::: Listed entries

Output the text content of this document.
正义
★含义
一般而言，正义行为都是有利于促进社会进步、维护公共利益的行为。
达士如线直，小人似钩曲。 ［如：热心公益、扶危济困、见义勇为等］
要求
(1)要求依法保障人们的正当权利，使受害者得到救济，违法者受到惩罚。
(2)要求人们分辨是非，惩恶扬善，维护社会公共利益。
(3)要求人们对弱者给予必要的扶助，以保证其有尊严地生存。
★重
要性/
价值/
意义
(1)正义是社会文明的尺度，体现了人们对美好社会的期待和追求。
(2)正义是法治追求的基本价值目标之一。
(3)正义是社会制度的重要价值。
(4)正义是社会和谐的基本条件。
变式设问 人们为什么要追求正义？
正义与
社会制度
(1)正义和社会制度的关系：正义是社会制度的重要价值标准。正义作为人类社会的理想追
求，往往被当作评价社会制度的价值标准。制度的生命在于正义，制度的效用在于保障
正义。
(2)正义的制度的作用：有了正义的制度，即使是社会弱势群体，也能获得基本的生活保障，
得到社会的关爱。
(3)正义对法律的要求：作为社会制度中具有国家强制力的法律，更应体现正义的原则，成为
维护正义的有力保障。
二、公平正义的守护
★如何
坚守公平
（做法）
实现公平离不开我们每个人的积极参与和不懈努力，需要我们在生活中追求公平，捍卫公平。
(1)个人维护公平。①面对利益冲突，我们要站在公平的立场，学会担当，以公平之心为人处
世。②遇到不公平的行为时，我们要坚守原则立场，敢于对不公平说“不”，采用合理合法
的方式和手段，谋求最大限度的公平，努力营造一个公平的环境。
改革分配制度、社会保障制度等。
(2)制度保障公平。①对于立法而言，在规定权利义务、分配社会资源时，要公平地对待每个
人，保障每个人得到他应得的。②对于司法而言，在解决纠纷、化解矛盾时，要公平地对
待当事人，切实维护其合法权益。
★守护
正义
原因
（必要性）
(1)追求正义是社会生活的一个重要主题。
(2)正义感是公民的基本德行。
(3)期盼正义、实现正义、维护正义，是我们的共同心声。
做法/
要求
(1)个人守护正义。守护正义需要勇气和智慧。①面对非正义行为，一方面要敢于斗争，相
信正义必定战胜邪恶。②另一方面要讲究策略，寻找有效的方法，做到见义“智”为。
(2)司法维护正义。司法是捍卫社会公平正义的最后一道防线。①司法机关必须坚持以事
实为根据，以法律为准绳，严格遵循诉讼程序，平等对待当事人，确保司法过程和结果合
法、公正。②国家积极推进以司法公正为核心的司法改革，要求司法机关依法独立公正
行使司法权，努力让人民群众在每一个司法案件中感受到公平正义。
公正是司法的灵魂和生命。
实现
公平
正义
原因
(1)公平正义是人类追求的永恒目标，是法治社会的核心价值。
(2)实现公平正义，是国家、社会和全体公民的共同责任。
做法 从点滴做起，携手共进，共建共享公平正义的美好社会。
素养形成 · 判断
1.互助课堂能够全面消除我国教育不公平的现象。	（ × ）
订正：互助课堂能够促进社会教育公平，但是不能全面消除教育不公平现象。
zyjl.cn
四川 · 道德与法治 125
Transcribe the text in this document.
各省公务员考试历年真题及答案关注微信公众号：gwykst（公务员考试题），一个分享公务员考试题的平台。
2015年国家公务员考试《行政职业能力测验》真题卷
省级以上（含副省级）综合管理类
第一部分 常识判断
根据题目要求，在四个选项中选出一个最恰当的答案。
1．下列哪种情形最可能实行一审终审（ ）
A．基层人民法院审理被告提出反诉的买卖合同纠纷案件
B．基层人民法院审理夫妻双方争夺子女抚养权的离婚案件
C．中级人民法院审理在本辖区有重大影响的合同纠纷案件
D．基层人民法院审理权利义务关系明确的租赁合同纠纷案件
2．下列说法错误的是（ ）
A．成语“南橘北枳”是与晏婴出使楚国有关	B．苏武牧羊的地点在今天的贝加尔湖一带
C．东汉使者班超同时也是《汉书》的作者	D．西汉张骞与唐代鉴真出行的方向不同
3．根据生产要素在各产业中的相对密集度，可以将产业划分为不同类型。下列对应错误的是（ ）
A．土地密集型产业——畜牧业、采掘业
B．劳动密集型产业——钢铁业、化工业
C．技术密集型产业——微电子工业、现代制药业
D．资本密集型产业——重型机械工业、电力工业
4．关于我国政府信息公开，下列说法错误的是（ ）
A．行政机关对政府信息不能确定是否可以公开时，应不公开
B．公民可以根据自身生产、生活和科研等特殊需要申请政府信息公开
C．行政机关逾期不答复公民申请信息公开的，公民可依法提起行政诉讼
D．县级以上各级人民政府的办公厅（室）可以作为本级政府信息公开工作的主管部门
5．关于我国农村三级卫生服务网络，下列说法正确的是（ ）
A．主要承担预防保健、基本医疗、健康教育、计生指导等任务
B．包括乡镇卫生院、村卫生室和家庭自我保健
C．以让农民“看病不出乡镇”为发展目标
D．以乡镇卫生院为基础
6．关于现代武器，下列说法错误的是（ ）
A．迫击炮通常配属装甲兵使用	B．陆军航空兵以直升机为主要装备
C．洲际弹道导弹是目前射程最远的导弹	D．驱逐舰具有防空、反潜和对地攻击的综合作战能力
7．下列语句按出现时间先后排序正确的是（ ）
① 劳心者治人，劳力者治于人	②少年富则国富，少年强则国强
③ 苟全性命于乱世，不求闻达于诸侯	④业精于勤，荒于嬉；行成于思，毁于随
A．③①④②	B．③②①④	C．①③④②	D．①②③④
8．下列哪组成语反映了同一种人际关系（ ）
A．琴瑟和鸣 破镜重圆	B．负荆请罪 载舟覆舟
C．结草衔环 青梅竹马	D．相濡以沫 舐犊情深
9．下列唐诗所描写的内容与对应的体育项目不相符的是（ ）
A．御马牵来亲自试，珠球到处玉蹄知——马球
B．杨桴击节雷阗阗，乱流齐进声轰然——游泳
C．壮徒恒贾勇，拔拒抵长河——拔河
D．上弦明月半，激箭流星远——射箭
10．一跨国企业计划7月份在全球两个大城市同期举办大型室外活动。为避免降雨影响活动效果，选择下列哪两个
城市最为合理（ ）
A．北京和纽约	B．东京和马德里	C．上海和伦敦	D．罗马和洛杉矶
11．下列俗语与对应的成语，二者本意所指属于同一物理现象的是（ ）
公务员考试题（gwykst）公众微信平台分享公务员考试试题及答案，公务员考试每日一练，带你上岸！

::::::

Given problem: Print every record exactly as it was given.

Response to this exercise:
Output the text content of this document.
正义
★含义
一般而言，正义行为都是有利于促进社会进步、维护公共利益的行为。
达士如线直，小人似钩曲。 ［如：热心公益、扶危济困、见义勇为等］
要求
(1)要求依法保障人们的正当权利，使受害者得到救济，违法者受到惩罚。
(2)要求人们分辨是非，惩恶扬善，维护社会公共利益。
(3)要求人们对弱者给予必要的扶助，以保证其有尊严地生存。
★重
要性/
价值/
意义
(1)正义是社会文明的尺度，体现了人们对美好社会的期待和追求。
(2)正义是法治追求的基本价值目标之一。
(3)正义是社会制度的重要价值。
(4)正义是社会和谐的基本条件。
变式设问 人们为什么要追求正义？
正义与
社会制度
(1)正义和社会制度的关系：正义是社会制度的重要价值标准。正义作为人类社会的理想追
求，往往被当作评价社会制度的价值标准。制度的生命在于正义，制度的效用在于保障
正义。
(2)正义的制度的作用：有了正义的制度，即使是社会弱势群体，也能获得基本的生活保障，
得到社会的关爱。
(3)正义对法律的要求：作为社会制度中具有国家强制力的法律，更应体现正义的原则，成为
维护正义的有力保障。
二、公平正义的守护
★如何
坚守公平
（做法）
实现公平离不开我们每个人的积极参与和不懈努力，需要我们在生活中追求公平，捍卫公平。
(1)个人维护公平。①面对利益冲突，我们要站在公平的立场，学会担当，以公平之心为人处
世。②遇到不公平的行为时，我们要坚守原则立场，敢于对不公平说“不”，采用合理合法
的方式和手段，谋求最大限度的公平，努力营造一个公平的环境。
改革分配制度、社会保障制度等。
(2)制度保障公平。①对于立法而言，在规定权利义务、分配社会资源时，要公平地对待每个
人，保障每个人得到他应得的。②对于司法而言，在解决纠纷、化解矛盾时，要公平地对
待当事人，切实维护其合法权益。
★守护
正义
原因
（必要性）
(1)追求正义是社会生活的一个重要主题。
(2)正义感是公民的基本德行。
(3)期盼正义、实现正义、维护正义，是我们的共同心声。
做法/
要求
(1)个人守护正义。守护正义需要勇气和智慧。①面对非正义行为，一方面要敢于斗争，相
信正义必定战胜邪恶。②另一方面要讲究策略，寻找有效的方法，做到见义“智”为。
(2)司法维护正义。司法是捍卫社会公平正义的最后一道防线。①司法机关必须坚持以事
实为根据，以法律为准绳，严格遵循诉讼程序，平等对待当事人，确保司法过程和结果合
法、公正。②国家积极推进以司法公正为核心的司法改革，要求司法机关依法独立公正
行使司法权，努力让人民群众在每一个司法案件中感受到公平正义。
公正是司法的灵魂和生命。
实现
公平
正义
原因
(1)公平正义是人类追求的永恒目标，是法治社会的核心价值。
(2)实现公平正义，是国家、社会和全体公民的共同责任。
做法 从点滴做起，携手共进，共建共享公平正义的美好社会。
素养形成 · 判断
1.互助课堂能够全面消除我国教育不公平的现象。	（ × ）
订正：互助课堂能够促进社会教育公平，但是不能全面消除教育不公平现象。
zyjl.cn
四川 · 道德与法治 125
Transcribe the text in this document.
各省公务员考试历年真题及答案关注微信公众号：gwykst（公务员考试题），一个分享公务员考试题的平台。
2015年国家公务员考试《行政职业能力测验》真题卷
省级以上（含副省级）综合管理类
第一部分 常识判断
根据题目要求，在四个选项中选出一个最恰当的答案。
1．下列哪种情形最可能实行一审终审（ ）
A．基层人民法院审理被告提出反诉的买卖合同纠纷案件
B．基层人民法院审理夫妻双方争夺子女抚养权的离婚案件
C．中级人民法院审理在本辖区有重大影响的合同纠纷案件
D．基层人民法院审理权利义务关系明确的租赁合同纠纷案件
2．下列说法错误的是（ ）
A．成语“南橘北枳”是与晏婴出使楚国有关	B．苏武牧羊的地点在今天的贝加尔湖一带
C．东汉使者班超同时也是《汉书》的作者	D．西汉张骞与唐代鉴真出行的方向不同
3．根据生产要素在各产业中的相对密集度，可以将产业划分为不同类型。下列对应错误的是（ ）
A．土地密集型产业——畜牧业、采掘业
B．劳动密集型产业——钢铁业、化工业
C．技术密集型产业——微电子工业、现代制药业
D．资本密集型产业——重型机械工业、电力工业
4．关于我国政府信息公开，下列说法错误的是（ ）
A．行政机关对政府信息不能确定是否可以公开时，应不公开
B．公民可以根据自身生产、生活和科研等特殊需要申请政府信息公开
C．行政机关逾期不答复公民申请信息公开的，公民可依法提起行政诉讼
D．县级以上各级人民政府的办公厅（室）可以作为本级政府信息公开工作的主管部门
5．关于我国农村三级卫生服务网络，下列说法正确的是（ ）
A．主要承担预防保健、基本医疗、健康教育、计生指导等任务
B．包括乡镇卫生院、村卫生室和家庭自我保健
C．以让农民“看病不出乡镇”为发展目标
D．以乡镇卫生院为基础
6．关于现代武器，下列说法错误的是（ ）
A．迫击炮通常配属装甲兵使用	B．陆军航空兵以直升机为主要装备
C．洲际弹道导弹是目前射程最远的导弹	D．驱逐舰具有防空、反潜和对地攻击的综合作战能力
7．下列语句按出现时间先后排序正确的是（ ）
① 劳心者治人，劳力者治于人	②少年富则国富，少年强则国强
③ 苟全性命于乱世，不求闻达于诸侯	④业精于勤，荒于嬉；行成于思，毁于随
A．③①④②	B．③②①④	C．①③④②	D．①②③④
8．下列哪组成语反映了同一种人际关系（ ）
A．琴瑟和鸣 破镜重圆	B．负荆请罪 载舟覆舟
C．结草衔环 青梅竹马	D．相濡以沫 舐犊情深
9．下列唐诗所描写的内容与对应的体育项目不相符的是（ ）
A．御马牵来亲自试，珠球到处玉蹄知——马球
B．杨桴击节雷阗阗，乱流齐进声轰然——游泳
C．壮徒恒贾勇，拔拒抵长河——拔河
D．上弦明月半，激箭流星远——射箭
10．一跨国企业计划7月份在全球两个大城市同期举办大型室外活动。为避免降雨影响活动效果，选择下列哪两个
城市最为合理（ ）
A．北京和纽约	B．东京和马德里	C．上海和伦敦	D．罗马和洛杉矶
11．下列俗语与对应的成语，二者本意所指属于同一物理现象的是（ ）
公务员考试题（gwykst）公众微信平台分享公务员考试试题及答案，公务员考试每日一练，带你上岸！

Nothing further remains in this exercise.